_GIVEN EXERCISE:_
Copy out the lines starting at the one with "x-tick-label: 13: [1413, 1240, 1442, 1272]" and ending at the one with "y-tick-label: 10: [72, 363, 101, 395]". Swap "x-tick-label" for "x-axis-label" and keep everything else the same.

_SOURCE MATERIAL:_
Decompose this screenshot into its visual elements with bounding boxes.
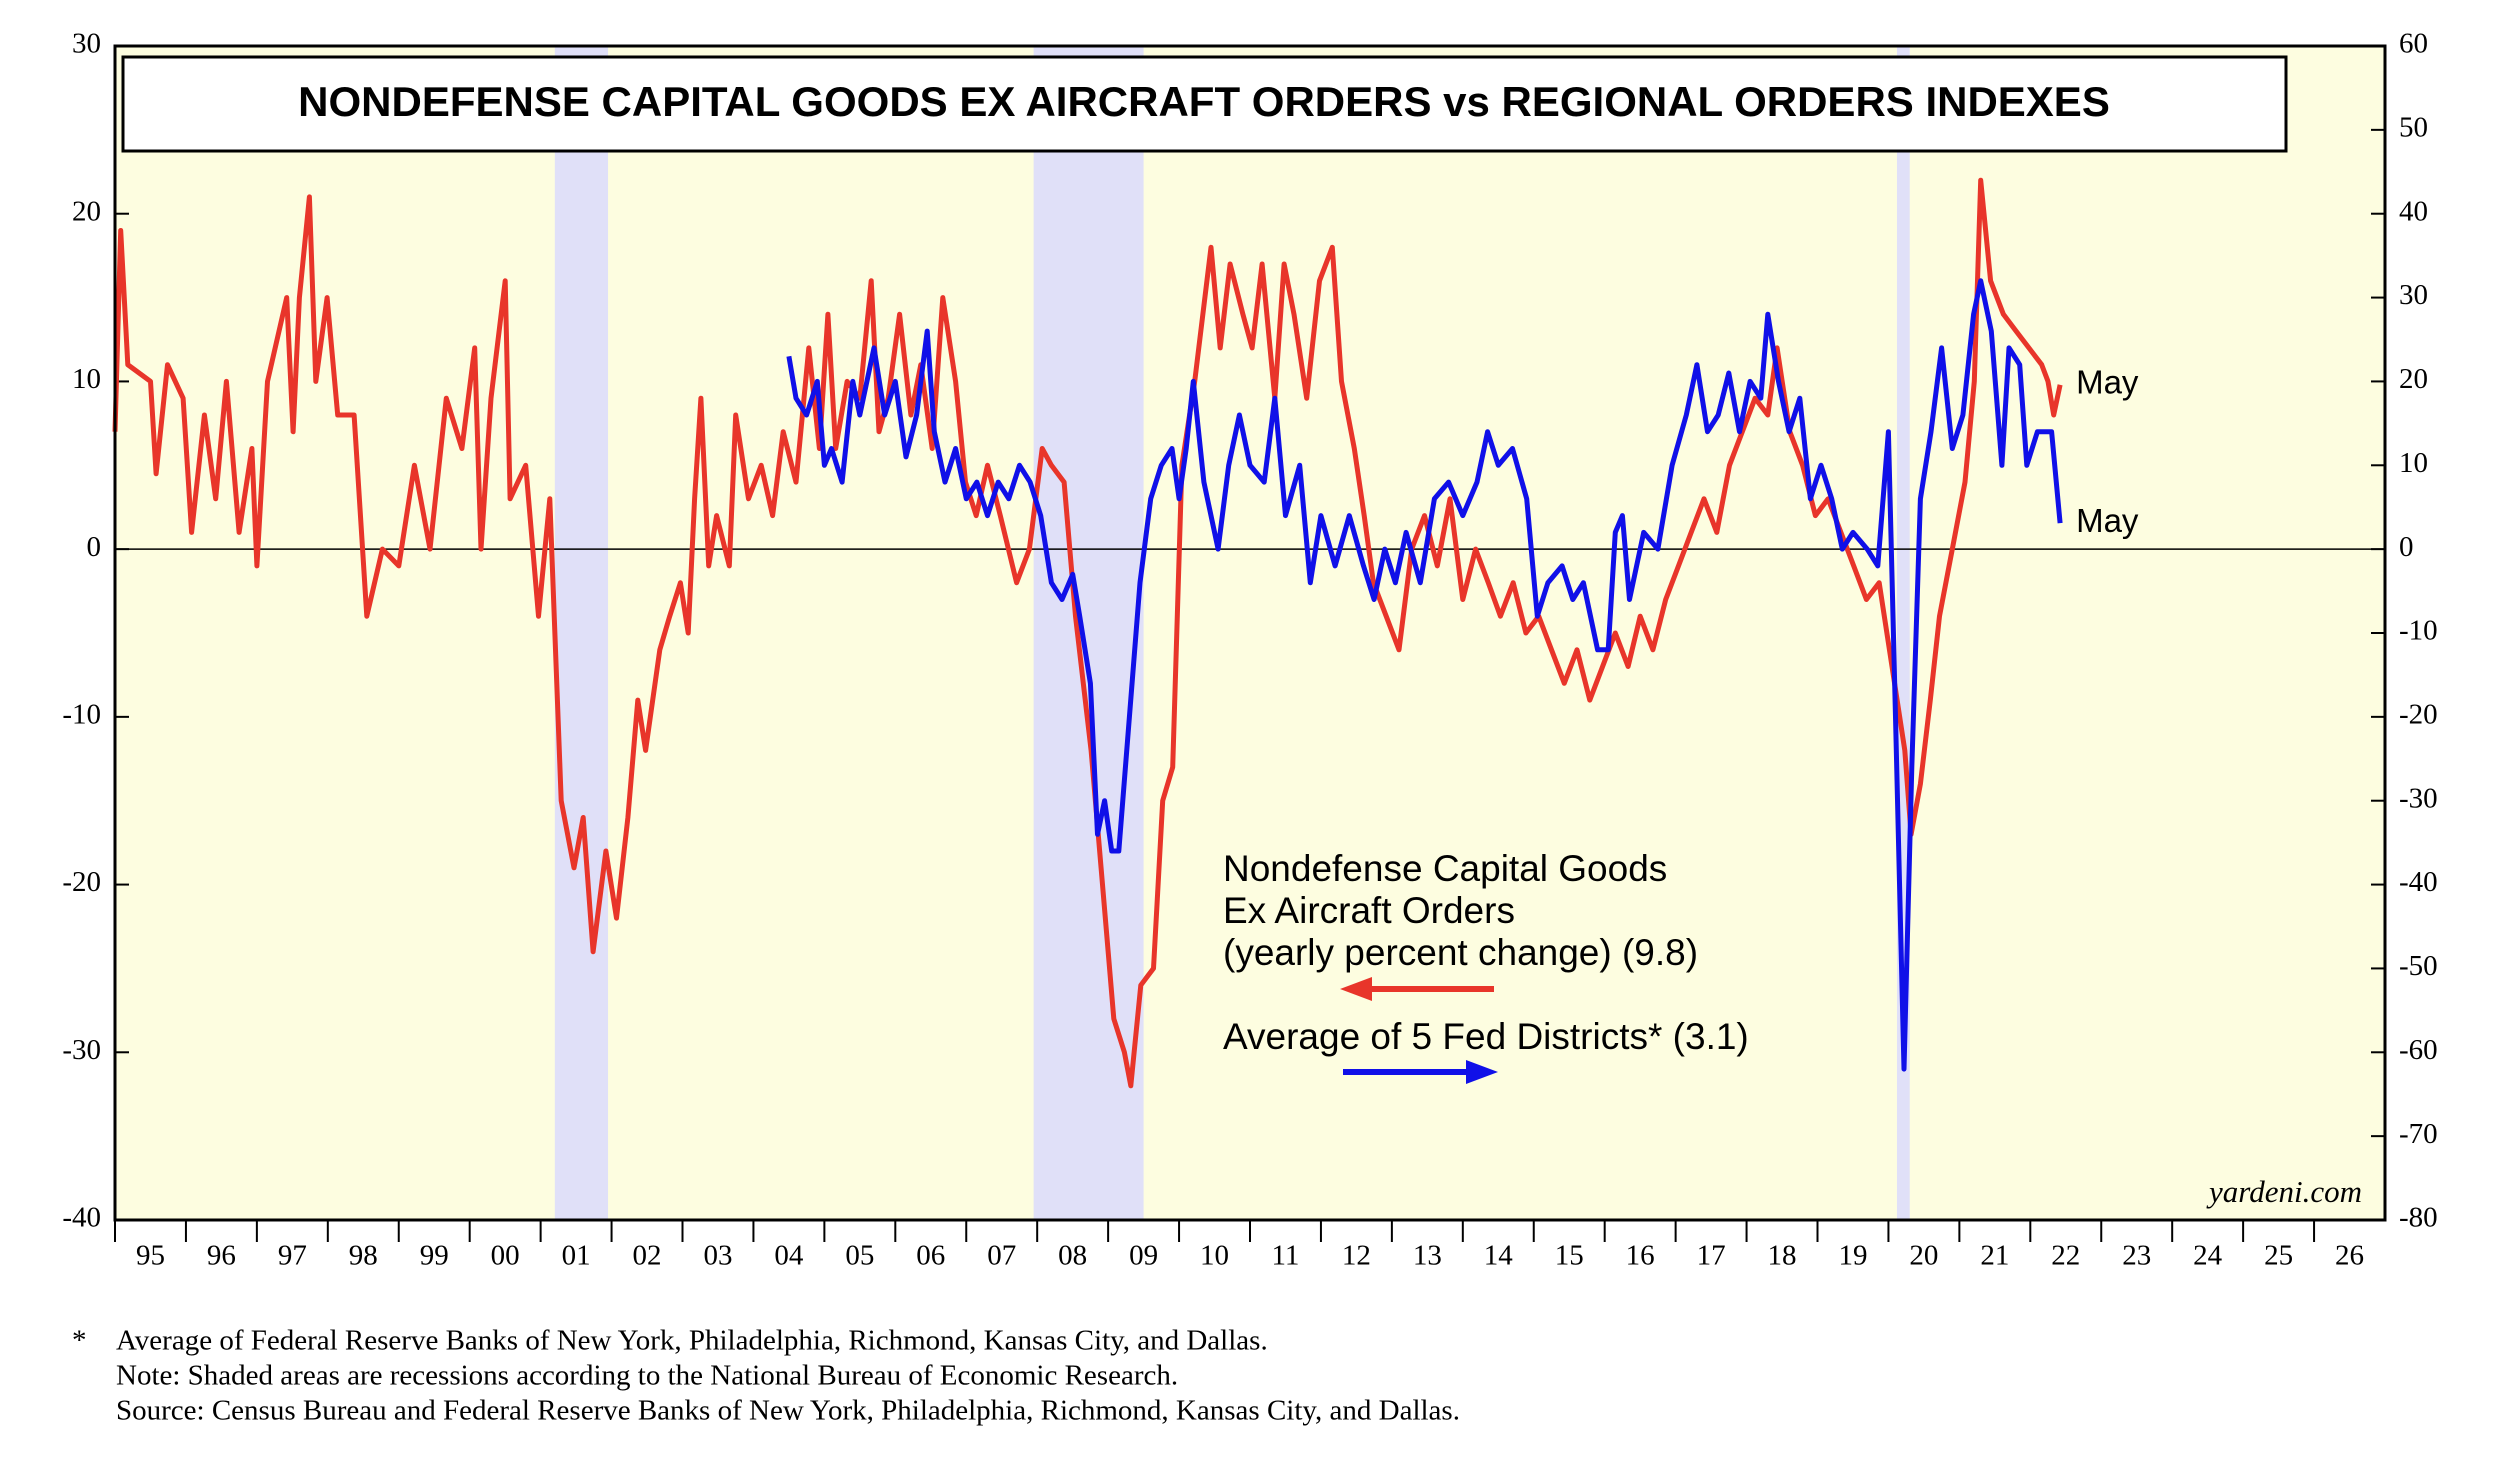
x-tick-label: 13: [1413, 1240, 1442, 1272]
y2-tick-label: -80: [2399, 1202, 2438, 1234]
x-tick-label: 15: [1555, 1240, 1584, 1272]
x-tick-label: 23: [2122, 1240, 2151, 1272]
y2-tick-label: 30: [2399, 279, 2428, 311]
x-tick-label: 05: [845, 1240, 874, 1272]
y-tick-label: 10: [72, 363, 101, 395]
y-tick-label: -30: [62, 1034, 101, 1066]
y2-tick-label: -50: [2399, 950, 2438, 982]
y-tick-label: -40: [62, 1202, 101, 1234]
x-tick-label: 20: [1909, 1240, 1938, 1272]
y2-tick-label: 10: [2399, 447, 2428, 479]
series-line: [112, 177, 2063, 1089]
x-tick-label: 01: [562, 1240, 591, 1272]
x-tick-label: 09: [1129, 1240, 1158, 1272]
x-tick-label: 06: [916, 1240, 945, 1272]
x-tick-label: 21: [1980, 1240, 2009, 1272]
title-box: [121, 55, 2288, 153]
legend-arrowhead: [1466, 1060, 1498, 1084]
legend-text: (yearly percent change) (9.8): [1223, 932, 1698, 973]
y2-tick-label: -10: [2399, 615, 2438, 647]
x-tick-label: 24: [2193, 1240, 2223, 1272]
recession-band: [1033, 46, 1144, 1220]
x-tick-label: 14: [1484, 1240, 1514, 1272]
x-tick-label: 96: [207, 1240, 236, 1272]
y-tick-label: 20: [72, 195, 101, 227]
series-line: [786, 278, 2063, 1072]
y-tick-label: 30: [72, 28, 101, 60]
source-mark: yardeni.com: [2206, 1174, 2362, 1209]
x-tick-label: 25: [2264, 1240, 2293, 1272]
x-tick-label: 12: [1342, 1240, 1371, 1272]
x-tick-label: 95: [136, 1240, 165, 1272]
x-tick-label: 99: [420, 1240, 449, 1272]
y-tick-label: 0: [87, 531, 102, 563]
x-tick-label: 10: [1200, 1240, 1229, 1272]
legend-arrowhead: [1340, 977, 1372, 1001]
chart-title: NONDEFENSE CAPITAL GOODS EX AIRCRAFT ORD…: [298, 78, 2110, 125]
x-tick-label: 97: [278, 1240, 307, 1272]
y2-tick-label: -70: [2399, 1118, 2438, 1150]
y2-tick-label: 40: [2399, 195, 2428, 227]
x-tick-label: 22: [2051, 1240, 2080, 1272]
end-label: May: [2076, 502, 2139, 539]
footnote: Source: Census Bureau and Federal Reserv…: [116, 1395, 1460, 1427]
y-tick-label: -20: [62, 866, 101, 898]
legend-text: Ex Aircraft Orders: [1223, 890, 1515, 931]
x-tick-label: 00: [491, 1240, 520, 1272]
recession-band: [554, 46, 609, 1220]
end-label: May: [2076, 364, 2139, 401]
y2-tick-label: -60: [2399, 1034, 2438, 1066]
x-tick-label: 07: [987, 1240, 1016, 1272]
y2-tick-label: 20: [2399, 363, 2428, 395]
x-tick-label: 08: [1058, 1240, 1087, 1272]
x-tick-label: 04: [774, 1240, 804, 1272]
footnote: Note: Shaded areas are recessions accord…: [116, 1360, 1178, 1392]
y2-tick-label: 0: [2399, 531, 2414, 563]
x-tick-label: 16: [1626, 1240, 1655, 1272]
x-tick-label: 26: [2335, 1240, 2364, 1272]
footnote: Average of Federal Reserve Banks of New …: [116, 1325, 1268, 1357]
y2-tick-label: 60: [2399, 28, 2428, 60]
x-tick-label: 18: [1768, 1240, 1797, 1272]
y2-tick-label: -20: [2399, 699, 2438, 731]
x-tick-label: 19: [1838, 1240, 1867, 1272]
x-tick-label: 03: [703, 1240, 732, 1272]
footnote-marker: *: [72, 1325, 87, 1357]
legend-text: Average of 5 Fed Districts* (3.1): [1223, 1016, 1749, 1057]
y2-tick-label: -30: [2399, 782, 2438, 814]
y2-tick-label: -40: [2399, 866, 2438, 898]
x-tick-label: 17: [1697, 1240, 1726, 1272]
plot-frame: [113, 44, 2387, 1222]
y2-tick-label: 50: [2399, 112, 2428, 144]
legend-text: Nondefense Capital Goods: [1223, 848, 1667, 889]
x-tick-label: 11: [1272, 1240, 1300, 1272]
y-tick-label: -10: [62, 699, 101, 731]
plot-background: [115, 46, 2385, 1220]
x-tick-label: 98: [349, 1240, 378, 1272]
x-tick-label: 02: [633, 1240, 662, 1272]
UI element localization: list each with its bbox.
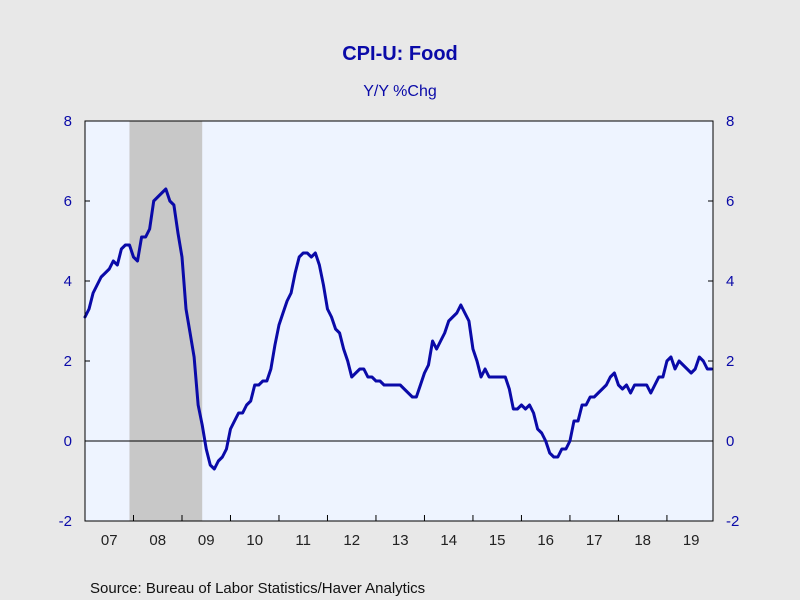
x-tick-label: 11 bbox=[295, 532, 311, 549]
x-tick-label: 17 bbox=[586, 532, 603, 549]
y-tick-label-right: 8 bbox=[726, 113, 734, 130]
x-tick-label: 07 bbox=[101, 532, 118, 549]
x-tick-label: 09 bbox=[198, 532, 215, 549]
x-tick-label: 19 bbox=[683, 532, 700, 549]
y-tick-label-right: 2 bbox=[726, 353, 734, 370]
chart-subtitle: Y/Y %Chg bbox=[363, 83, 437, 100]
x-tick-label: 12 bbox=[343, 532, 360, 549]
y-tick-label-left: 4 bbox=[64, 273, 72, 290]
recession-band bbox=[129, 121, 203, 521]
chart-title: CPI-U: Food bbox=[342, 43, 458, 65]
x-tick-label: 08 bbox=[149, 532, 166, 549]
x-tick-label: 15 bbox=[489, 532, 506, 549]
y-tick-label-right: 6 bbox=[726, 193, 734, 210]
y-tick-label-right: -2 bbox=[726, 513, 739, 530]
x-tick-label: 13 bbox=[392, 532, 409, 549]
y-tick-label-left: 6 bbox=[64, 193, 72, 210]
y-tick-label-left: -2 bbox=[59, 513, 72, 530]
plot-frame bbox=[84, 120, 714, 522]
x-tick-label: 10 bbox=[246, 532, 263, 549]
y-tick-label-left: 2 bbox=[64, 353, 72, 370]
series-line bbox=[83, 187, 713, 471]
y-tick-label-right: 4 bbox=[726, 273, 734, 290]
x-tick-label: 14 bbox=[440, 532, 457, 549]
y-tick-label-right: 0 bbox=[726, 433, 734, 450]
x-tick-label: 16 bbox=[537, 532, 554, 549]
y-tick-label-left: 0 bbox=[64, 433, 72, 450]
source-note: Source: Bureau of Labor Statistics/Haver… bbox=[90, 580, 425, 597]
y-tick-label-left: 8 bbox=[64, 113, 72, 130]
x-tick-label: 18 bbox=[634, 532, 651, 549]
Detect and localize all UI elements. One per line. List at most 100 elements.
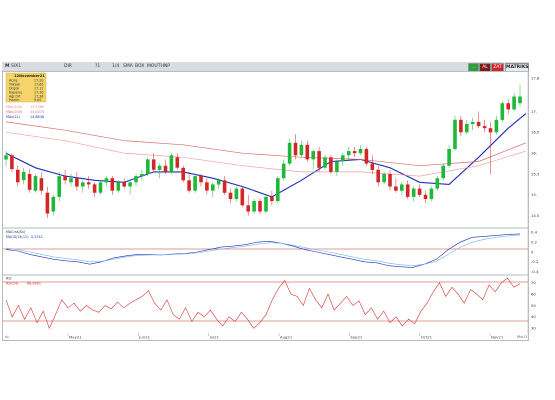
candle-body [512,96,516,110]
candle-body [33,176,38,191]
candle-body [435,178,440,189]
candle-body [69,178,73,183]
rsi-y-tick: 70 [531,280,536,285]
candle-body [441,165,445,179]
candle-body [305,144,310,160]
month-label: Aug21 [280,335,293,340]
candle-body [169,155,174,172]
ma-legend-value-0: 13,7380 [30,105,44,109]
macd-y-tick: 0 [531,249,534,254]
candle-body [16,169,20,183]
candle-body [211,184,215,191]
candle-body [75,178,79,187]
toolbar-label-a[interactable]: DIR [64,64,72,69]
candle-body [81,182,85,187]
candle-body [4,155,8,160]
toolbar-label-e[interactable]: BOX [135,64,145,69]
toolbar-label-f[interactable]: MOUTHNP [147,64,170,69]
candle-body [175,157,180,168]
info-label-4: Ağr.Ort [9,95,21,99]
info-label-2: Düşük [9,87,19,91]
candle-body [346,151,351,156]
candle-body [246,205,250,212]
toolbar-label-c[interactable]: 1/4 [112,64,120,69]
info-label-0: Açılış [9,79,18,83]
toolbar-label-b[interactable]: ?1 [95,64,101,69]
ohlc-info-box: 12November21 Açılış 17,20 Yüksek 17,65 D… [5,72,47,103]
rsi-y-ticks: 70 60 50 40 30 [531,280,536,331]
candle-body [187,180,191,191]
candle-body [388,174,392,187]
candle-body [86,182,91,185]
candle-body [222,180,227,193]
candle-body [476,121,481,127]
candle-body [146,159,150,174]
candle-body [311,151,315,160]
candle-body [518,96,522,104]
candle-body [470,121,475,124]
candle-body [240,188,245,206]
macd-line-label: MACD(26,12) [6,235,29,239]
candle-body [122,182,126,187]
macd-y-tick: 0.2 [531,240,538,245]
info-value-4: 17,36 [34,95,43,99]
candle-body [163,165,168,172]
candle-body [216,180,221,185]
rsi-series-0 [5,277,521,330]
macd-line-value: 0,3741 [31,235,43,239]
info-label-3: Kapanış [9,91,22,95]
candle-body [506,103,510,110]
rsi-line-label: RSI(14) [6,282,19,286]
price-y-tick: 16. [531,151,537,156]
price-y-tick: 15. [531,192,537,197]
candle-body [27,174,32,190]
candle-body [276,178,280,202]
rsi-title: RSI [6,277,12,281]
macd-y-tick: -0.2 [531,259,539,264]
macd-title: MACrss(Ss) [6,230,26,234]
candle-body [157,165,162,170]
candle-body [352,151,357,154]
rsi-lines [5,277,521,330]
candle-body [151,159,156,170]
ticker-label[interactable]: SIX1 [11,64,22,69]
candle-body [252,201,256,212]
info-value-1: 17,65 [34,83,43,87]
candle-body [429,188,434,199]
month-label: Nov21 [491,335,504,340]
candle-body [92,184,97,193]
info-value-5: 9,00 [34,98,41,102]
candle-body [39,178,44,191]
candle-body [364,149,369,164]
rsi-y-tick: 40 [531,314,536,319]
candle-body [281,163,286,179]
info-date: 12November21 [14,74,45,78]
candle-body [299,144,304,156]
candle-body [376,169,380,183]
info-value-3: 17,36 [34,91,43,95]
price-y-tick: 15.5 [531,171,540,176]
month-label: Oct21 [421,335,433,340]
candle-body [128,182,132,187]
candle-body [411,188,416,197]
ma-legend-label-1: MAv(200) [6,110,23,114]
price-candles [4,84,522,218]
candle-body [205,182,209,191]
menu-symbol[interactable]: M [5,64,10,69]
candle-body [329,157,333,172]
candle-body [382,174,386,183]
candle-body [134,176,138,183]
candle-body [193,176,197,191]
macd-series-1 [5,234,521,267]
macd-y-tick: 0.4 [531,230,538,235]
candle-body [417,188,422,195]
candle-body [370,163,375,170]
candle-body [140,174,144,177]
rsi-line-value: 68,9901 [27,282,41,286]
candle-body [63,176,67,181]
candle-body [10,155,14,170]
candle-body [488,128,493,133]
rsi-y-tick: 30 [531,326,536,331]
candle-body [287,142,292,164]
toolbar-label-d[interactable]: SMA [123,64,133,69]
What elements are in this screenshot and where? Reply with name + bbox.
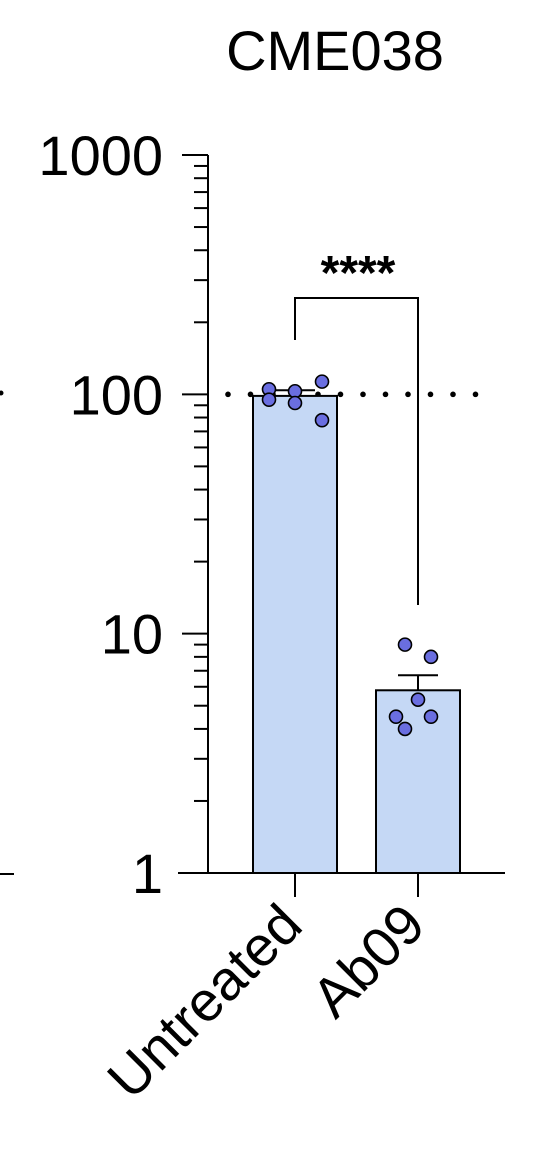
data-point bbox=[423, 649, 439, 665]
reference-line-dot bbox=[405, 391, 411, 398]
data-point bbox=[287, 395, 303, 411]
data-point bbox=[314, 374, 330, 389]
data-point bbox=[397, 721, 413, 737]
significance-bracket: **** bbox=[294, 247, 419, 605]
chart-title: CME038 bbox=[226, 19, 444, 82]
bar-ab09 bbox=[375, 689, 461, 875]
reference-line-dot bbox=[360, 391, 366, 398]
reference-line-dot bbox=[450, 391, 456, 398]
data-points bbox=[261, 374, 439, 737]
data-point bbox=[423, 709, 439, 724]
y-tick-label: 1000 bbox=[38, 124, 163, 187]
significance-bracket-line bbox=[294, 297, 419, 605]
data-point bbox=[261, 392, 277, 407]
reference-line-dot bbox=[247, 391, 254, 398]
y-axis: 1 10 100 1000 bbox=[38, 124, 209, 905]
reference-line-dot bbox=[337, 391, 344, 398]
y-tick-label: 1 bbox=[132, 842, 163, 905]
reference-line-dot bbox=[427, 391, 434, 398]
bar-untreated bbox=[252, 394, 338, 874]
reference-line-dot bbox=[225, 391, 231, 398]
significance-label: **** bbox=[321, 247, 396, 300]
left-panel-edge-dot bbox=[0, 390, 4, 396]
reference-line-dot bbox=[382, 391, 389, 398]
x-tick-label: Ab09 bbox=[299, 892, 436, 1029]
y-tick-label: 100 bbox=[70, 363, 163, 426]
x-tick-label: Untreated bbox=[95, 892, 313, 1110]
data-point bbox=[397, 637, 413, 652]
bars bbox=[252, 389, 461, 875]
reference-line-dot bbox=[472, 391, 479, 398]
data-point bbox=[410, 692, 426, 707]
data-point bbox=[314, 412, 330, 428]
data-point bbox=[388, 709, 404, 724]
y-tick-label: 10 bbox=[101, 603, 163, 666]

_CORRECT RESULT:_
x-axis-label: 13: [1413, 1240, 1442, 1272]
y2-tick-label: -80: [2399, 1202, 2438, 1234]
x-axis-label: 15: [1555, 1240, 1584, 1272]
x-axis-label: 23: [2122, 1240, 2151, 1272]
y2-tick-label: 30: [2399, 279, 2428, 311]
x-axis-label: 05: [845, 1240, 874, 1272]
y-tick-label: 10: [72, 363, 101, 395]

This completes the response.